Job: Copy down all of the data underneath, exactly as shown.

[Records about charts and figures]
____________

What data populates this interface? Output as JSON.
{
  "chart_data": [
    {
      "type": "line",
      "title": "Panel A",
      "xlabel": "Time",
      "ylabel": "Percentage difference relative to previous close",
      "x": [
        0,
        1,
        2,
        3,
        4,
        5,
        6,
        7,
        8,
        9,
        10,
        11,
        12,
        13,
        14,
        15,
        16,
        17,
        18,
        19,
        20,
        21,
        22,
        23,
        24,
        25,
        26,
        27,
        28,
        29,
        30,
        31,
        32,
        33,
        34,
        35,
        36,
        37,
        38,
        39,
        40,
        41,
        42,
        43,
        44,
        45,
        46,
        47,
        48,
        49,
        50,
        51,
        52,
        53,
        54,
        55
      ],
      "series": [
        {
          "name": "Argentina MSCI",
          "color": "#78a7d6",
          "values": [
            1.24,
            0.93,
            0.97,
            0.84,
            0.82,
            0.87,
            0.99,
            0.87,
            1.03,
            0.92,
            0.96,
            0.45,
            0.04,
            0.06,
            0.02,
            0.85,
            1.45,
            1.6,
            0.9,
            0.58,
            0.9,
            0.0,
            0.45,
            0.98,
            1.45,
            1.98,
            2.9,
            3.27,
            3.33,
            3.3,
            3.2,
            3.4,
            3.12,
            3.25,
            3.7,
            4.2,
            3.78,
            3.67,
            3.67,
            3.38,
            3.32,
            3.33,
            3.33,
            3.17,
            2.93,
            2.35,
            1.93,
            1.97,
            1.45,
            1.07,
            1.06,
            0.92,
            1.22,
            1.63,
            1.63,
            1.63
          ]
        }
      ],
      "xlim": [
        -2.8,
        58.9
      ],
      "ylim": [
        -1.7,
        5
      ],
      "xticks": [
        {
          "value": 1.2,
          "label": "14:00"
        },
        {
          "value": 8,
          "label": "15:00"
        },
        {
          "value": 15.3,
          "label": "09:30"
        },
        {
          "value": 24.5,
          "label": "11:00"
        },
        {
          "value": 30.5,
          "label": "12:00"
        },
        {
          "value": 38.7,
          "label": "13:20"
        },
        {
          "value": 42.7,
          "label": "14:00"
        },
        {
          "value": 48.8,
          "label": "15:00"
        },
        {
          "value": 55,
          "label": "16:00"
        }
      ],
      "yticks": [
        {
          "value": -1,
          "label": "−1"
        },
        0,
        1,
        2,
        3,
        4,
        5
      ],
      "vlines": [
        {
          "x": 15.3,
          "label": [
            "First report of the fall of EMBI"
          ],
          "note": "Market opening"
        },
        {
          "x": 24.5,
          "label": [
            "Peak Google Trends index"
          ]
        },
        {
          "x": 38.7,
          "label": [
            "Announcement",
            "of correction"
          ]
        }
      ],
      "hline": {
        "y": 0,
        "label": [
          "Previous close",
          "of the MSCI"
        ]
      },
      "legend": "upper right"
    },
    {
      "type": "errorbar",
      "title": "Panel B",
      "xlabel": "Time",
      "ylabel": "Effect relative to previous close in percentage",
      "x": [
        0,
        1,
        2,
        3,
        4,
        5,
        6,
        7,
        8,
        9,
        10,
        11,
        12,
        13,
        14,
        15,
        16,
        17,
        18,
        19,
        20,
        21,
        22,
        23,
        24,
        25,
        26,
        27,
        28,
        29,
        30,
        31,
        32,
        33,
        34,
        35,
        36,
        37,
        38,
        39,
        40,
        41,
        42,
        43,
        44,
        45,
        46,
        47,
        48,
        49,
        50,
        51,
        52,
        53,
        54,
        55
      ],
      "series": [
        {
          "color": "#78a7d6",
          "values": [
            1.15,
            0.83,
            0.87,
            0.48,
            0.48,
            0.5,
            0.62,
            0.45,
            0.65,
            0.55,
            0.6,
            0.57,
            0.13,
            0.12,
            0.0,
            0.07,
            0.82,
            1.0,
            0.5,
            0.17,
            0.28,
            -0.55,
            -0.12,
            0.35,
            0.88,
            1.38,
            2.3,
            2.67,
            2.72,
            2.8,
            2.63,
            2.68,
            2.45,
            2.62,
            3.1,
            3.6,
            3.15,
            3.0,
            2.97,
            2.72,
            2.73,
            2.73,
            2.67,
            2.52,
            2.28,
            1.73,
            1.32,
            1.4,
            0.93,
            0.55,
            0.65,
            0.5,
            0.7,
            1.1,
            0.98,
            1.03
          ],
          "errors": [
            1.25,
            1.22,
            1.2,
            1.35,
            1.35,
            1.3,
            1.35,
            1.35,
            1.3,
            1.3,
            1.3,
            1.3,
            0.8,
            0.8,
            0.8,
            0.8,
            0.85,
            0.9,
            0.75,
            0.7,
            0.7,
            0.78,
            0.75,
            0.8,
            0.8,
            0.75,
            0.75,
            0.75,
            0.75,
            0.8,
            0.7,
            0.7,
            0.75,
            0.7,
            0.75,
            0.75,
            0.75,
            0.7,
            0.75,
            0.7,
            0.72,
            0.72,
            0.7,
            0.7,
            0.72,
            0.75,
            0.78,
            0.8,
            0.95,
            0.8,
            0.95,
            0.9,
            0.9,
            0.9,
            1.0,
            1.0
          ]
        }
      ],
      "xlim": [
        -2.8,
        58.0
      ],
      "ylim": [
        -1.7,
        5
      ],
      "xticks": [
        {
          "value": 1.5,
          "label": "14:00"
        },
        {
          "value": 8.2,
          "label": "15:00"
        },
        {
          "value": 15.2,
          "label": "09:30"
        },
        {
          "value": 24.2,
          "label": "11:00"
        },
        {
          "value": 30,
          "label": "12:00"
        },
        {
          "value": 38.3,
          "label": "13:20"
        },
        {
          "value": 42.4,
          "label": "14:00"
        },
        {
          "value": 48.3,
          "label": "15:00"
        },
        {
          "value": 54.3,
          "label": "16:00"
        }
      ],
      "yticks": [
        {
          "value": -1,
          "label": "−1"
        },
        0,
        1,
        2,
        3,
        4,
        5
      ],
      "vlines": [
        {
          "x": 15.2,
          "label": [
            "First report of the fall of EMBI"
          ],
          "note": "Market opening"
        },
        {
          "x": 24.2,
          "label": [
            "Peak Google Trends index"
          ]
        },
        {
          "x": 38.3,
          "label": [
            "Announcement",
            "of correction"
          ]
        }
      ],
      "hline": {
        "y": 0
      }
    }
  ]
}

____________

Response for this exercise:
What data populates this interface? Output as JSON.
{
  "chart_data": [
    {
      "type": "line",
      "title": "Panel A",
      "xlabel": "Time",
      "ylabel": "Percentage difference relative to previous close",
      "x": [
        0,
        1,
        2,
        3,
        4,
        5,
        6,
        7,
        8,
        9,
        10,
        11,
        12,
        13,
        14,
        15,
        16,
        17,
        18,
        19,
        20,
        21,
        22,
        23,
        24,
        25,
        26,
        27,
        28,
        29,
        30,
        31,
        32,
        33,
        34,
        35,
        36,
        37,
        38,
        39,
        40,
        41,
        42,
        43,
        44,
        45,
        46,
        47,
        48,
        49,
        50,
        51,
        52,
        53,
        54,
        55
      ],
      "series": [
        {
          "name": "Argentina MSCI",
          "color": "#78a7d6",
          "values": [
            1.24,
            0.93,
            0.97,
            0.84,
            0.82,
            0.87,
            0.99,
            0.87,
            1.03,
            0.92,
            0.96,
            0.45,
            0.04,
            0.06,
            0.02,
            0.85,
            1.45,
            1.6,
            0.9,
            0.58,
            0.9,
            0.0,
            0.45,
            0.98,
            1.45,
            1.98,
            2.9,
            3.27,
            3.33,
            3.3,
            3.2,
            3.4,
            3.12,
            3.25,
            3.7,
            4.2,
            3.78,
            3.67,
            3.67,
            3.38,
            3.32,
            3.33,
            3.33,
            3.17,
            2.93,
            2.35,
            1.93,
            1.97,
            1.45,
            1.07,
            1.06,
            0.92,
            1.22,
            1.63,
            1.63,
            1.63
          ]
        }
      ],
      "xlim": [
        -2.8,
        58.9
      ],
      "ylim": [
        -1.7,
        5
      ],
      "xticks": [
        {
          "value": 1.2,
          "label": "14:00"
        },
        {
          "value": 8,
          "label": "15:00"
        },
        {
          "value": 15.3,
          "label": "09:30"
        },
        {
          "value": 24.5,
          "label": "11:00"
        },
        {
          "value": 30.5,
          "label": "12:00"
        },
        {
          "value": 38.7,
          "label": "13:20"
        },
        {
          "value": 42.7,
          "label": "14:00"
        },
        {
          "value": 48.8,
          "label": "15:00"
        },
        {
          "value": 55,
          "label": "16:00"
        }
      ],
      "yticks": [
        {
          "value": -1,
          "label": "−1"
        },
        0,
        1,
        2,
        3,
        4,
        5
      ],
      "vlines": [
        {
          "x": 15.3,
          "label": [
            "First report of the fall of EMBI"
          ],
          "note": "Market opening"
        },
        {
          "x": 24.5,
          "label": [
            "Peak Google Trends index"
          ]
        },
        {
          "x": 38.7,
          "label": [
            "Announcement",
            "of correction"
          ]
        }
      ],
      "hline": {
        "y": 0,
        "label": [
          "Previous close",
          "of the MSCI"
        ]
      },
      "legend": "upper right"
    },
    {
      "type": "errorbar",
      "title": "Panel B",
      "xlabel": "Time",
      "ylabel": "Effect relative to previous close in percentage",
      "x": [
        0,
        1,
        2,
        3,
        4,
        5,
        6,
        7,
        8,
        9,
        10,
        11,
        12,
        13,
        14,
        15,
        16,
        17,
        18,
        19,
        20,
        21,
        22,
        23,
        24,
        25,
        26,
        27,
        28,
        29,
        30,
        31,
        32,
        33,
        34,
        35,
        36,
        37,
        38,
        39,
        40,
        41,
        42,
        43,
        44,
        45,
        46,
        47,
        48,
        49,
        50,
        51,
        52,
        53,
        54,
        55
      ],
      "series": [
        {
          "color": "#78a7d6",
          "values": [
            1.15,
            0.83,
            0.87,
            0.48,
            0.48,
            0.5,
            0.62,
            0.45,
            0.65,
            0.55,
            0.6,
            0.57,
            0.13,
            0.12,
            0.0,
            0.07,
            0.82,
            1.0,
            0.5,
            0.17,
            0.28,
            -0.55,
            -0.12,
            0.35,
            0.88,
            1.38,
            2.3,
            2.67,
            2.72,
            2.8,
            2.63,
            2.68,
            2.45,
            2.62,
            3.1,
            3.6,
            3.15,
            3.0,
            2.97,
            2.72,
            2.73,
            2.73,
            2.67,
            2.52,
            2.28,
            1.73,
            1.32,
            1.4,
            0.93,
            0.55,
            0.65,
            0.5,
            0.7,
            1.1,
            0.98,
            1.03
          ],
          "errors": [
            1.25,
            1.22,
            1.2,
            1.35,
            1.35,
            1.3,
            1.35,
            1.35,
            1.3,
            1.3,
            1.3,
            1.3,
            0.8,
            0.8,
            0.8,
            0.8,
            0.85,
            0.9,
            0.75,
            0.7,
            0.7,
            0.78,
            0.75,
            0.8,
            0.8,
            0.75,
            0.75,
            0.75,
            0.75,
            0.8,
            0.7,
            0.7,
            0.75,
            0.7,
            0.75,
            0.75,
            0.75,
            0.7,
            0.75,
            0.7,
            0.72,
            0.72,
            0.7,
            0.7,
            0.72,
            0.75,
            0.78,
            0.8,
            0.95,
            0.8,
            0.95,
            0.9,
            0.9,
            0.9,
            1.0,
            1.0
          ]
        }
      ],
      "xlim": [
        -2.8,
        58.0
      ],
      "ylim": [
        -1.7,
        5
      ],
      "xticks": [
        {
          "value": 1.5,
          "label": "14:00"
        },
        {
          "value": 8.2,
          "label": "15:00"
        },
        {
          "value": 15.2,
          "label": "09:30"
        },
        {
          "value": 24.2,
          "label": "11:00"
        },
        {
          "value": 30,
          "label": "12:00"
        },
        {
          "value": 38.3,
          "label": "13:20"
        },
        {
          "value": 42.4,
          "label": "14:00"
        },
        {
          "value": 48.3,
          "label": "15:00"
        },
        {
          "value": 54.3,
          "label": "16:00"
        }
      ],
      "yticks": [
        {
          "value": -1,
          "label": "−1"
        },
        0,
        1,
        2,
        3,
        4,
        5
      ],
      "vlines": [
        {
          "x": 15.2,
          "label": [
            "First report of the fall of EMBI"
          ],
          "note": "Market opening"
        },
        {
          "x": 24.2,
          "label": [
            "Peak Google Trends index"
          ]
        },
        {
          "x": 38.3,
          "label": [
            "Announcement",
            "of correction"
          ]
        }
      ],
      "hline": {
        "y": 0
      }
    }
  ]
}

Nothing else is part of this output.